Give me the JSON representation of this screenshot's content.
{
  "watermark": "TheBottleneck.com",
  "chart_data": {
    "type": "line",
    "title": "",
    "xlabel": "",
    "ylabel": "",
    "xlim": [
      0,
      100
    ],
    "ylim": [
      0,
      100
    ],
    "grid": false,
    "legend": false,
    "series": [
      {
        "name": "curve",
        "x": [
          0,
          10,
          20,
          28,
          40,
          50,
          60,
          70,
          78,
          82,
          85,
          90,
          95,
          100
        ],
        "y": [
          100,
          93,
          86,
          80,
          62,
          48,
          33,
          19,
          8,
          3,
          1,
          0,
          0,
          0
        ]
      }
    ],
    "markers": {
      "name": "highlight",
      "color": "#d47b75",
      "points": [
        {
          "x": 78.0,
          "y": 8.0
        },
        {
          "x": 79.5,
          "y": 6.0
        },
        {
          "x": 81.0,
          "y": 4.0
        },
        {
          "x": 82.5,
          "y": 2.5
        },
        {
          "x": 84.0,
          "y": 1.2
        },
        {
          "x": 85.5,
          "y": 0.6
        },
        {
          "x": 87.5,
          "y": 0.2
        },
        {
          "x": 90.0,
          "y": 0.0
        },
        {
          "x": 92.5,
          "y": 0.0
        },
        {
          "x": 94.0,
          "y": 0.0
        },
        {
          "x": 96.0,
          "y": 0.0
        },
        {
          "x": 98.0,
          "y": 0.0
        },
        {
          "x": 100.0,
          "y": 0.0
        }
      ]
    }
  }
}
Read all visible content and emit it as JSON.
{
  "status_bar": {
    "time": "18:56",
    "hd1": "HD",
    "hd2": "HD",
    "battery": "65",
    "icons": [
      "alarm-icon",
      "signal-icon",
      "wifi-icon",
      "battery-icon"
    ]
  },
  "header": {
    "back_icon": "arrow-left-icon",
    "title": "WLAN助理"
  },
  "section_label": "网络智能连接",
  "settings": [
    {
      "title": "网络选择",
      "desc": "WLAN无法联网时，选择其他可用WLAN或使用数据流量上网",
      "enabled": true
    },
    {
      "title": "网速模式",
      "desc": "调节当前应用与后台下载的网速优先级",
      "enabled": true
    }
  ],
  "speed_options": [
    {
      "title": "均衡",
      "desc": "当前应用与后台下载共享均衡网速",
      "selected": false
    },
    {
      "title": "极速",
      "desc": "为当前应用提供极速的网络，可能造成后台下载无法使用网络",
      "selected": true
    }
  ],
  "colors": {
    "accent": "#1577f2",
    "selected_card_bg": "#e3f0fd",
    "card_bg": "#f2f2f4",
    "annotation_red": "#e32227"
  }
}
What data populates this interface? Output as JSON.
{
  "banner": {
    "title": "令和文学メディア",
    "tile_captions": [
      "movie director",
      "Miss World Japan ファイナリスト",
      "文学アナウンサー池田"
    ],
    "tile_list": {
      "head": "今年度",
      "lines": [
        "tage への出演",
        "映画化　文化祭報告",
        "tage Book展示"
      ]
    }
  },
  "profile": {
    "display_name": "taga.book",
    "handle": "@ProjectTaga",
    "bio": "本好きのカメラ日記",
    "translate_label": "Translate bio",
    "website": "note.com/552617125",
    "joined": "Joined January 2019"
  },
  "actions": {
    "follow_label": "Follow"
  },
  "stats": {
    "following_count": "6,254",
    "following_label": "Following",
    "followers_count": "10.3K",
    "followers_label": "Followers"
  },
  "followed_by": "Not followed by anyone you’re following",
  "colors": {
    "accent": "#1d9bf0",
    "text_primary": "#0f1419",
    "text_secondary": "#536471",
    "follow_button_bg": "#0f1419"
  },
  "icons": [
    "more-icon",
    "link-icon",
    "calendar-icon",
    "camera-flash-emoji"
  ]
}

* * * * * * *

▶ [What the task requires] Return all the data above once more, precisely as given.

▶ [Reply]
Give me the JSON representation of this screenshot's content.
{
  "watermark": "TheBottleneck.com",
  "chart_data": {
    "type": "line",
    "title": "",
    "xlabel": "",
    "ylabel": "",
    "xlim": [
      0,
      100
    ],
    "ylim": [
      0,
      100
    ],
    "grid": false,
    "legend": false,
    "series": [
      {
        "name": "curve",
        "x": [
          0,
          10,
          20,
          28,
          40,
          50,
          60,
          70,
          78,
          82,
          85,
          90,
          95,
          100
        ],
        "y": [
          100,
          93,
          86,
          80,
          62,
          48,
          33,
          19,
          8,
          3,
          1,
          0,
          0,
          0
        ]
      }
    ],
    "markers": {
      "name": "highlight",
      "color": "#d47b75",
      "points": [
        {
          "x": 78.0,
          "y": 8.0
        },
        {
          "x": 79.5,
          "y": 6.0
        },
        {
          "x": 81.0,
          "y": 4.0
        },
        {
          "x": 82.5,
          "y": 2.5
        },
        {
          "x": 84.0,
          "y": 1.2
        },
        {
          "x": 85.5,
          "y": 0.6
        },
        {
          "x": 87.5,
          "y": 0.2
        },
        {
          "x": 90.0,
          "y": 0.0
        },
        {
          "x": 92.5,
          "y": 0.0
        },
        {
          "x": 94.0,
          "y": 0.0
        },
        {
          "x": 96.0,
          "y": 0.0
        },
        {
          "x": 98.0,
          "y": 0.0
        },
        {
          "x": 100.0,
          "y": 0.0
        }
      ]
    }
  }
}
Read all visible content and emit it as JSON.
{
  "status_bar": {
    "time": "18:56",
    "hd1": "HD",
    "hd2": "HD",
    "battery": "65",
    "icons": [
      "alarm-icon",
      "signal-icon",
      "wifi-icon",
      "battery-icon"
    ]
  },
  "header": {
    "back_icon": "arrow-left-icon",
    "title": "WLAN助理"
  },
  "section_label": "网络智能连接",
  "settings": [
    {
      "title": "网络选择",
      "desc": "WLAN无法联网时，选择其他可用WLAN或使用数据流量上网",
      "enabled": true
    },
    {
      "title": "网速模式",
      "desc": "调节当前应用与后台下载的网速优先级",
      "enabled": true
    }
  ],
  "speed_options": [
    {
      "title": "均衡",
      "desc": "当前应用与后台下载共享均衡网速",
      "selected": false
    },
    {
      "title": "极速",
      "desc": "为当前应用提供极速的网络，可能造成后台下载无法使用网络",
      "selected": true
    }
  ],
  "colors": {
    "accent": "#1577f2",
    "selected_card_bg": "#e3f0fd",
    "card_bg": "#f2f2f4",
    "annotation_red": "#e32227"
  }
}
What data populates this interface? Output as JSON.
{
  "banner": {
    "title": "令和文学メディア",
    "tile_captions": [
      "movie director",
      "Miss World Japan ファイナリスト",
      "文学アナウンサー池田"
    ],
    "tile_list": {
      "head": "今年度",
      "lines": [
        "tage への出演",
        "映画化　文化祭報告",
        "tage Book展示"
      ]
    }
  },
  "profile": {
    "display_name": "taga.book",
    "handle": "@ProjectTaga",
    "bio": "本好きのカメラ日記",
    "translate_label": "Translate bio",
    "website": "note.com/552617125",
    "joined": "Joined January 2019"
  },
  "actions": {
    "follow_label": "Follow"
  },
  "stats": {
    "following_count": "6,254",
    "following_label": "Following",
    "followers_count": "10.3K",
    "followers_label": "Followers"
  },
  "followed_by": "Not followed by anyone you’re following",
  "colors": {
    "accent": "#1d9bf0",
    "text_primary": "#0f1419",
    "text_secondary": "#536471",
    "follow_button_bg": "#0f1419"
  },
  "icons": [
    "more-icon",
    "link-icon",
    "calendar-icon",
    "camera-flash-emoji"
  ]
}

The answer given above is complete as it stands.